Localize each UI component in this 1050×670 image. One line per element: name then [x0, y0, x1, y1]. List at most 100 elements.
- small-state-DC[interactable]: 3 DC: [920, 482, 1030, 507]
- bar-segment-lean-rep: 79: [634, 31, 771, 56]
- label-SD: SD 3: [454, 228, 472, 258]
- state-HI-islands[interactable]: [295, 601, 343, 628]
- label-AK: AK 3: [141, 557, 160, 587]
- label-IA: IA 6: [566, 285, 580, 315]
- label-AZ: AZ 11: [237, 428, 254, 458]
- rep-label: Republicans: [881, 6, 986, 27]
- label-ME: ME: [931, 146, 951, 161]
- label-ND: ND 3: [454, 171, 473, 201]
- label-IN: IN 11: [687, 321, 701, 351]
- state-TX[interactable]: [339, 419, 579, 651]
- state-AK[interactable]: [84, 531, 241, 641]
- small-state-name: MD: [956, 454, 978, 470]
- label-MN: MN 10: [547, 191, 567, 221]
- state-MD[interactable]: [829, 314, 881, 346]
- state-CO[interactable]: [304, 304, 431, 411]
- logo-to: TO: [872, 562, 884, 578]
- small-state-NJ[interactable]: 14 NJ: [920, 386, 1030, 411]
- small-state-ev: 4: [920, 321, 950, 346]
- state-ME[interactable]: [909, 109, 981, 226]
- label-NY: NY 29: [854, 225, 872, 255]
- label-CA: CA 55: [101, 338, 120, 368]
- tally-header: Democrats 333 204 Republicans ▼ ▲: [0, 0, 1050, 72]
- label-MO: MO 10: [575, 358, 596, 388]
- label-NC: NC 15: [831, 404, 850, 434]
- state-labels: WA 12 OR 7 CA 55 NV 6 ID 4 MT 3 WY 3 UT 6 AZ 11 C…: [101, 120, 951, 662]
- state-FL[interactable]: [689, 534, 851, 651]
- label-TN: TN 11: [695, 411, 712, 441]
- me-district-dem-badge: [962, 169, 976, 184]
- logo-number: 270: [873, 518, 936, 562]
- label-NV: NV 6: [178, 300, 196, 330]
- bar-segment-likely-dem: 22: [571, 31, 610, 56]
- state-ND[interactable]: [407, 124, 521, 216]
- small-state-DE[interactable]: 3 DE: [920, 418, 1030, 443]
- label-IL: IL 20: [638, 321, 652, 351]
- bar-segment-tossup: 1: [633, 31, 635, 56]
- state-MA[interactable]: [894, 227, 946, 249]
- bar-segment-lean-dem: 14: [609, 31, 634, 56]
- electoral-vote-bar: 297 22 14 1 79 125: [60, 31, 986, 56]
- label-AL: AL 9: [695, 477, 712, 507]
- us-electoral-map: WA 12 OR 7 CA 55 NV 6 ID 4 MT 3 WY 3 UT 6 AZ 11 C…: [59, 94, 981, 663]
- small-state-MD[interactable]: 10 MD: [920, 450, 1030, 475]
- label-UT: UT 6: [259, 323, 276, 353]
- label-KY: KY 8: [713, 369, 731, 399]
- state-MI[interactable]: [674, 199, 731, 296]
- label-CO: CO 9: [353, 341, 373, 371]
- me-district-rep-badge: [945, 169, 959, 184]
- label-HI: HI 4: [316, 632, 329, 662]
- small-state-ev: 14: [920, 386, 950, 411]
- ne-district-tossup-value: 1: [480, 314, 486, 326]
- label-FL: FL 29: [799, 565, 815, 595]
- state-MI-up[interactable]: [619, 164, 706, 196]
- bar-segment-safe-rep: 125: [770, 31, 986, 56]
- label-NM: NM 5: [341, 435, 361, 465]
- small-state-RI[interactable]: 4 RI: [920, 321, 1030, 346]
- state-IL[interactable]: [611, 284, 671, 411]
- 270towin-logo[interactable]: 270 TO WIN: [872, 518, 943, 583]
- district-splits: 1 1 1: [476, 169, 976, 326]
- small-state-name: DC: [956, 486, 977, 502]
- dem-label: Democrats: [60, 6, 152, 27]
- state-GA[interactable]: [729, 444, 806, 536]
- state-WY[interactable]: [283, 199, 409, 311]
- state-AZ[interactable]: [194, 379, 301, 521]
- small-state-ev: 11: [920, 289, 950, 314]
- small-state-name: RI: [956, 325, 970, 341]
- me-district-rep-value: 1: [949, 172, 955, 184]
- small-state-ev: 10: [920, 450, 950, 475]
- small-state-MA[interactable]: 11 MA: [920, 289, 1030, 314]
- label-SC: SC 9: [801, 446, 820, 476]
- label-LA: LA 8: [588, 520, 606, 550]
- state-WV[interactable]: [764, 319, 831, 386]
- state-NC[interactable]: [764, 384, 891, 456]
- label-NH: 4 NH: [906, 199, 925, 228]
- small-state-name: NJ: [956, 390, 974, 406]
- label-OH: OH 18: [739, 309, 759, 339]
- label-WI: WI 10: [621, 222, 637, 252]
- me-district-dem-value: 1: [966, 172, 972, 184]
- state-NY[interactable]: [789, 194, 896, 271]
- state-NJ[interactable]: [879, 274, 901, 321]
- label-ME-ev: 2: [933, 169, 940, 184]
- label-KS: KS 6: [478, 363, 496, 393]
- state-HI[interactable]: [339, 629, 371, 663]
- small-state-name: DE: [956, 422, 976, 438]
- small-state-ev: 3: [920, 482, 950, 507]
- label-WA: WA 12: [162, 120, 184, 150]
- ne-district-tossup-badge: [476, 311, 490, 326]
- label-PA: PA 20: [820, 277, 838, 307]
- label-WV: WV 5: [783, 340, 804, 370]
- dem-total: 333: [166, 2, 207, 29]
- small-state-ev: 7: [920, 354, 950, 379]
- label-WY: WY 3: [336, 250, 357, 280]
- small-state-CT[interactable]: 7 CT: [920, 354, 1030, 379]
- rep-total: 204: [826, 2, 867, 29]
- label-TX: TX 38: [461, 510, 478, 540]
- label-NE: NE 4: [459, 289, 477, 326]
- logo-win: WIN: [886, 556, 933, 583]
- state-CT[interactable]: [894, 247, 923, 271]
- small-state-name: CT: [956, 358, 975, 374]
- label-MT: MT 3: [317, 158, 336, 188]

┄┄┄┄┄┄┄┄┄┄┄┄┄┄┄┄┄┄┄┄

— EXERCISE —
Switch every "interactable" in the rows above to "clickable", and write the rows out again with nothing else changed.

— CORRECT OUTPUT —
Localize each UI component in this 1050×670 image. One line per element: name then [x0, y0, x1, y1]. List at most 100 elements.
- small-state-DC[clickable]: 3 DC: [920, 482, 1030, 507]
- bar-segment-lean-rep: 79: [634, 31, 771, 56]
- label-SD: SD 3: [454, 228, 472, 258]
- state-HI-islands[clickable]: [295, 601, 343, 628]
- label-AK: AK 3: [141, 557, 160, 587]
- label-IA: IA 6: [566, 285, 580, 315]
- label-AZ: AZ 11: [237, 428, 254, 458]
- rep-label: Republicans: [881, 6, 986, 27]
- label-ME: ME: [931, 146, 951, 161]
- label-ND: ND 3: [454, 171, 473, 201]
- label-IN: IN 11: [687, 321, 701, 351]
- state-TX[clickable]: [339, 419, 579, 651]
- state-AK[clickable]: [84, 531, 241, 641]
- small-state-name: MD: [956, 454, 978, 470]
- label-MN: MN 10: [547, 191, 567, 221]
- state-MD[clickable]: [829, 314, 881, 346]
- state-CO[clickable]: [304, 304, 431, 411]
- logo-to: TO: [872, 562, 884, 578]
- small-state-NJ[clickable]: 14 NJ: [920, 386, 1030, 411]
- small-state-ev: 4: [920, 321, 950, 346]
- state-ME[clickable]: [909, 109, 981, 226]
- label-NY: NY 29: [854, 225, 872, 255]
- label-CA: CA 55: [101, 338, 120, 368]
- tally-header: Democrats 333 204 Republicans ▼ ▲: [0, 0, 1050, 72]
- label-MO: MO 10: [575, 358, 596, 388]
- label-NC: NC 15: [831, 404, 850, 434]
- state-labels: WA 12 OR 7 CA 55 NV 6 ID 4 MT 3 WY 3 UT 6 AZ 11 C…: [101, 120, 951, 662]
- state-FL[clickable]: [689, 534, 851, 651]
- label-TN: TN 11: [695, 411, 712, 441]
- me-district-dem-badge: [962, 169, 976, 184]
- logo-number: 270: [873, 518, 936, 562]
- label-NV: NV 6: [178, 300, 196, 330]
- bar-segment-likely-dem: 22: [571, 31, 610, 56]
- state-ND[clickable]: [407, 124, 521, 216]
- small-state-DE[clickable]: 3 DE: [920, 418, 1030, 443]
- label-IL: IL 20: [638, 321, 652, 351]
- bar-segment-tossup: 1: [633, 31, 635, 56]
- state-MA[clickable]: [894, 227, 946, 249]
- bar-segment-lean-dem: 14: [609, 31, 634, 56]
- electoral-vote-bar: 297 22 14 1 79 125: [60, 31, 986, 56]
- label-AL: AL 9: [695, 477, 712, 507]
- us-electoral-map: WA 12 OR 7 CA 55 NV 6 ID 4 MT 3 WY 3 UT 6 AZ 11 C…: [59, 94, 981, 663]
- small-state-MD[clickable]: 10 MD: [920, 450, 1030, 475]
- label-UT: UT 6: [259, 323, 276, 353]
- label-KY: KY 8: [713, 369, 731, 399]
- state-MI[clickable]: [674, 199, 731, 296]
- label-CO: CO 9: [353, 341, 373, 371]
- me-district-rep-badge: [945, 169, 959, 184]
- label-HI: HI 4: [316, 632, 329, 662]
- small-state-ev: 14: [920, 386, 950, 411]
- ne-district-tossup-value: 1: [480, 314, 486, 326]
- label-FL: FL 29: [799, 565, 815, 595]
- state-MI-up[clickable]: [619, 164, 706, 196]
- bar-segment-safe-rep: 125: [770, 31, 986, 56]
- label-NM: NM 5: [341, 435, 361, 465]
- small-state-RI[clickable]: 4 RI: [920, 321, 1030, 346]
- state-IL[clickable]: [611, 284, 671, 411]
- 270towin-logo[clickable]: 270 TO WIN: [872, 518, 943, 583]
- district-splits: 1 1 1: [476, 169, 976, 326]
- small-state-name: DC: [956, 486, 977, 502]
- dem-label: Democrats: [60, 6, 152, 27]
- state-GA[clickable]: [729, 444, 806, 536]
- state-WY[clickable]: [283, 199, 409, 311]
- state-AZ[clickable]: [194, 379, 301, 521]
- small-state-ev: 11: [920, 289, 950, 314]
- small-state-name: RI: [956, 325, 970, 341]
- me-district-rep-value: 1: [949, 172, 955, 184]
- small-state-ev: 10: [920, 450, 950, 475]
- small-state-MA[clickable]: 11 MA: [920, 289, 1030, 314]
- label-SC: SC 9: [801, 446, 820, 476]
- label-LA: LA 8: [588, 520, 606, 550]
- state-WV[clickable]: [764, 319, 831, 386]
- state-NC[clickable]: [764, 384, 891, 456]
- label-NH: 4 NH: [906, 199, 925, 228]
- small-state-name: NJ: [956, 390, 974, 406]
- label-OH: OH 18: [739, 309, 759, 339]
- label-WI: WI 10: [621, 222, 637, 252]
- me-district-dem-value: 1: [966, 172, 972, 184]
- state-NY[clickable]: [789, 194, 896, 271]
- state-NJ[clickable]: [879, 274, 901, 321]
- label-ME-ev: 2: [933, 169, 940, 184]
- label-KS: KS 6: [478, 363, 496, 393]
- state-HI[clickable]: [339, 629, 371, 663]
- small-state-name: DE: [956, 422, 976, 438]
- small-state-ev: 3: [920, 482, 950, 507]
- label-WA: WA 12: [162, 120, 184, 150]
- ne-district-tossup-badge: [476, 311, 490, 326]
- label-PA: PA 20: [820, 277, 838, 307]
- label-WV: WV 5: [783, 340, 804, 370]
- dem-total: 333: [166, 2, 207, 29]
- small-state-ev: 7: [920, 354, 950, 379]
- label-WY: WY 3: [336, 250, 357, 280]
- small-state-CT[clickable]: 7 CT: [920, 354, 1030, 379]
- rep-total: 204: [826, 2, 867, 29]
- label-TX: TX 38: [461, 510, 478, 540]
- label-NE: NE 4: [459, 289, 477, 326]
- logo-win: WIN: [886, 556, 933, 583]
- state-CT[clickable]: [894, 247, 923, 271]
- small-state-name: CT: [956, 358, 975, 374]
- label-MT: MT 3: [317, 158, 336, 188]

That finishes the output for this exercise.